Dataset -
[START]

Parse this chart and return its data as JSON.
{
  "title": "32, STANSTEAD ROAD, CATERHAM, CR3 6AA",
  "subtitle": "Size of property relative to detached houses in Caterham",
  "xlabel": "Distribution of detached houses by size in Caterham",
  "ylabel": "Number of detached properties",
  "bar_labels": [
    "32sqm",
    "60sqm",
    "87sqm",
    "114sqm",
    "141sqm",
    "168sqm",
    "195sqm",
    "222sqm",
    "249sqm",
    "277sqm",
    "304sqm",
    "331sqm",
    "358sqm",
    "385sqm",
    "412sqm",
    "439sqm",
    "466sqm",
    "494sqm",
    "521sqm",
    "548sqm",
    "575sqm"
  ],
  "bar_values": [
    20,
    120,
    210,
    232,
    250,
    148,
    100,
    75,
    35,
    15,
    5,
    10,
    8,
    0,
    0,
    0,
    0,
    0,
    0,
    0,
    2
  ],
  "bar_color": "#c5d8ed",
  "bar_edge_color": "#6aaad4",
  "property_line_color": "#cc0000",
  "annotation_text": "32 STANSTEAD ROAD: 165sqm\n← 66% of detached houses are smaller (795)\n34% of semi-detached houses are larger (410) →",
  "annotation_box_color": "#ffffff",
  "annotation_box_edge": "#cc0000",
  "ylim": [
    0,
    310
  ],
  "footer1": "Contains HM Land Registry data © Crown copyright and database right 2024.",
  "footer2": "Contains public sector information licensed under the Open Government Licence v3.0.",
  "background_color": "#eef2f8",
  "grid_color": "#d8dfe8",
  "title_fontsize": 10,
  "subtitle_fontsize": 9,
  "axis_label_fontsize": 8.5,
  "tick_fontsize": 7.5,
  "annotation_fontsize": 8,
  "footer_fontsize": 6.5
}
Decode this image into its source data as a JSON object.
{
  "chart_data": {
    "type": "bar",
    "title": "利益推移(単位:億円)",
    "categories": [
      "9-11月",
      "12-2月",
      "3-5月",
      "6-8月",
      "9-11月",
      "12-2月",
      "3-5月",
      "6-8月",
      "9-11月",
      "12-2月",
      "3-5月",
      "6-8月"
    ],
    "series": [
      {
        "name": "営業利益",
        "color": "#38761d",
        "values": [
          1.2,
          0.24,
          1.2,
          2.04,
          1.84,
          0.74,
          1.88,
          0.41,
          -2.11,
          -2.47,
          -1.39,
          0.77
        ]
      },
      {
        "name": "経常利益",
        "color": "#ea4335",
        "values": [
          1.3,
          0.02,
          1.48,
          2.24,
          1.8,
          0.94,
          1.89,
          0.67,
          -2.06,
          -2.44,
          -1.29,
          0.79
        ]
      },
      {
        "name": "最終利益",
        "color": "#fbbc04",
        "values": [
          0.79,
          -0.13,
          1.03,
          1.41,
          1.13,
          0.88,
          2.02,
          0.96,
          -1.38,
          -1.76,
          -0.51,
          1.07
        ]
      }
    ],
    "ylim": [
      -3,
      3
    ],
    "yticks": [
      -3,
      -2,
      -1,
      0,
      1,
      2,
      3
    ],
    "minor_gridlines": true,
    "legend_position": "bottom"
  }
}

[END]

What to do - Using the listing above, pick out each line that contains the word "houses", then copy it.

Worked answer -
  "subtitle": "Size of property relative to detached houses in Caterham",
  "xlabel": "Distribution of detached houses by size in Caterham",
  "annotation_text": "32 STANSTEAD ROAD: 165sqm\n← 66% of detached houses are smaller (795)\n34% of semi-detached houses are larger (410) →",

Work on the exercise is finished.